Work to be completed:
All entries must be extracted exactly, with nothing added or dropped.

Dataset:

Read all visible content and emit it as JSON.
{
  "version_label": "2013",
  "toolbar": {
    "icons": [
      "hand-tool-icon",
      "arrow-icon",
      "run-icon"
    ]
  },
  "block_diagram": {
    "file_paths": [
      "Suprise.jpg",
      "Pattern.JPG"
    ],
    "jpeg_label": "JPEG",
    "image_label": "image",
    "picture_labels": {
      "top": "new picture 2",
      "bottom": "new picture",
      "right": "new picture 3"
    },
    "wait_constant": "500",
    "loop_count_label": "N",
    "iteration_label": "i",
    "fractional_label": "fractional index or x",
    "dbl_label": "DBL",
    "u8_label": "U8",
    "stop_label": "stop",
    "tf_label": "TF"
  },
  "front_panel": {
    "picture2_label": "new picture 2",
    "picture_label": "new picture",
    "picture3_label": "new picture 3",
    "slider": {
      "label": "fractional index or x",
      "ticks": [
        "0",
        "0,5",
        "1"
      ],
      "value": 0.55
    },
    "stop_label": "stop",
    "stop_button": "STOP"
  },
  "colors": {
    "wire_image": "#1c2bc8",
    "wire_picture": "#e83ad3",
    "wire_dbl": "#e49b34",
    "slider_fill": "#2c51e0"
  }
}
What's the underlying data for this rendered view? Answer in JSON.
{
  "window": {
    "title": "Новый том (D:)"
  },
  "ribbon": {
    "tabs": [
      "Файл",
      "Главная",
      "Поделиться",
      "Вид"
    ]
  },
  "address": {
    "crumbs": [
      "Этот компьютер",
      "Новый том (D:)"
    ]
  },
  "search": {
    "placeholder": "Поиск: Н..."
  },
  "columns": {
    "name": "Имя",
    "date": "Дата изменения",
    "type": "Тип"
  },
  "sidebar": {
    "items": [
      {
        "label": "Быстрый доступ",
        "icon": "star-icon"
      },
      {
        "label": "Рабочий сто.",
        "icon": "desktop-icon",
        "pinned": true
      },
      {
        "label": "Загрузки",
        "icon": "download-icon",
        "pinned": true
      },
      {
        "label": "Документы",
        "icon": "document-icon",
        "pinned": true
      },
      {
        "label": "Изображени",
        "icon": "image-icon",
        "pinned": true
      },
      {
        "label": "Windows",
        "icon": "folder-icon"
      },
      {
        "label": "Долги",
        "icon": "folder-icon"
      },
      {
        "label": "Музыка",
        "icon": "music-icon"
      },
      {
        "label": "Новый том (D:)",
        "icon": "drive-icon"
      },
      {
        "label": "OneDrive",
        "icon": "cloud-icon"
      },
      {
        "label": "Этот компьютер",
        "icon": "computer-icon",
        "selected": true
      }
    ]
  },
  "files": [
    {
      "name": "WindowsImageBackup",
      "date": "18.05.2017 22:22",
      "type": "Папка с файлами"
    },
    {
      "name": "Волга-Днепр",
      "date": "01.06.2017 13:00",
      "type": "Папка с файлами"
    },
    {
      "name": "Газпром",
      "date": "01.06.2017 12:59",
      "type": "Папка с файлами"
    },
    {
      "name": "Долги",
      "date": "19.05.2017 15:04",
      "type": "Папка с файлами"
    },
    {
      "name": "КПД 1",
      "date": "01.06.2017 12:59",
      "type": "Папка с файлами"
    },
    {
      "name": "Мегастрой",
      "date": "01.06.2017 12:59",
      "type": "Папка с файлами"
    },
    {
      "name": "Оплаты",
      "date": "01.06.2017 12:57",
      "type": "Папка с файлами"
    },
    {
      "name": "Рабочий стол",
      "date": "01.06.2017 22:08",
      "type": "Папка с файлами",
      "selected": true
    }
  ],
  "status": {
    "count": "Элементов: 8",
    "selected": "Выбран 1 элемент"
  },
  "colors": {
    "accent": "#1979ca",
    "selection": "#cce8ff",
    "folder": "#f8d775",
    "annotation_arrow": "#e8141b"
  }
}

Correct result:
Read all visible content and emit it as JSON.
{
  "version_label": "2013",
  "toolbar": {
    "icons": [
      "hand-tool-icon",
      "arrow-icon",
      "run-icon"
    ]
  },
  "block_diagram": {
    "file_paths": [
      "Suprise.jpg",
      "Pattern.JPG"
    ],
    "jpeg_label": "JPEG",
    "image_label": "image",
    "picture_labels": {
      "top": "new picture 2",
      "bottom": "new picture",
      "right": "new picture 3"
    },
    "wait_constant": "500",
    "loop_count_label": "N",
    "iteration_label": "i",
    "fractional_label": "fractional index or x",
    "dbl_label": "DBL",
    "u8_label": "U8",
    "stop_label": "stop",
    "tf_label": "TF"
  },
  "front_panel": {
    "picture2_label": "new picture 2",
    "picture_label": "new picture",
    "picture3_label": "new picture 3",
    "slider": {
      "label": "fractional index or x",
      "ticks": [
        "0",
        "0,5",
        "1"
      ],
      "value": 0.55
    },
    "stop_label": "stop",
    "stop_button": "STOP"
  },
  "colors": {
    "wire_image": "#1c2bc8",
    "wire_picture": "#e83ad3",
    "wire_dbl": "#e49b34",
    "slider_fill": "#2c51e0"
  }
}
What's the underlying data for this rendered view? Answer in JSON.
{
  "window": {
    "title": "Новый том (D:)"
  },
  "ribbon": {
    "tabs": [
      "Файл",
      "Главная",
      "Поделиться",
      "Вид"
    ]
  },
  "address": {
    "crumbs": [
      "Этот компьютер",
      "Новый том (D:)"
    ]
  },
  "search": {
    "placeholder": "Поиск: Н..."
  },
  "columns": {
    "name": "Имя",
    "date": "Дата изменения",
    "type": "Тип"
  },
  "sidebar": {
    "items": [
      {
        "label": "Быстрый доступ",
        "icon": "star-icon"
      },
      {
        "label": "Рабочий сто.",
        "icon": "desktop-icon",
        "pinned": true
      },
      {
        "label": "Загрузки",
        "icon": "download-icon",
        "pinned": true
      },
      {
        "label": "Документы",
        "icon": "document-icon",
        "pinned": true
      },
      {
        "label": "Изображени",
        "icon": "image-icon",
        "pinned": true
      },
      {
        "label": "Windows",
        "icon": "folder-icon"
      },
      {
        "label": "Долги",
        "icon": "folder-icon"
      },
      {
        "label": "Музыка",
        "icon": "music-icon"
      },
      {
        "label": "Новый том (D:)",
        "icon": "drive-icon"
      },
      {
        "label": "OneDrive",
        "icon": "cloud-icon"
      },
      {
        "label": "Этот компьютер",
        "icon": "computer-icon",
        "selected": true
      }
    ]
  },
  "files": [
    {
      "name": "WindowsImageBackup",
      "date": "18.05.2017 22:22",
      "type": "Папка с файлами"
    },
    {
      "name": "Волга-Днепр",
      "date": "01.06.2017 13:00",
      "type": "Папка с файлами"
    },
    {
      "name": "Газпром",
      "date": "01.06.2017 12:59",
      "type": "Папка с файлами"
    },
    {
      "name": "Долги",
      "date": "19.05.2017 15:04",
      "type": "Папка с файлами"
    },
    {
      "name": "КПД 1",
      "date": "01.06.2017 12:59",
      "type": "Папка с файлами"
    },
    {
      "name": "Мегастрой",
      "date": "01.06.2017 12:59",
      "type": "Папка с файлами"
    },
    {
      "name": "Оплаты",
      "date": "01.06.2017 12:57",
      "type": "Папка с файлами"
    },
    {
      "name": "Рабочий стол",
      "date": "01.06.2017 22:08",
      "type": "Папка с файлами",
      "selected": true
    }
  ],
  "status": {
    "count": "Элементов: 8",
    "selected": "Выбран 1 элемент"
  },
  "colors": {
    "accent": "#1979ca",
    "selection": "#cce8ff",
    "folder": "#f8d775",
    "annotation_arrow": "#e8141b"
  }
}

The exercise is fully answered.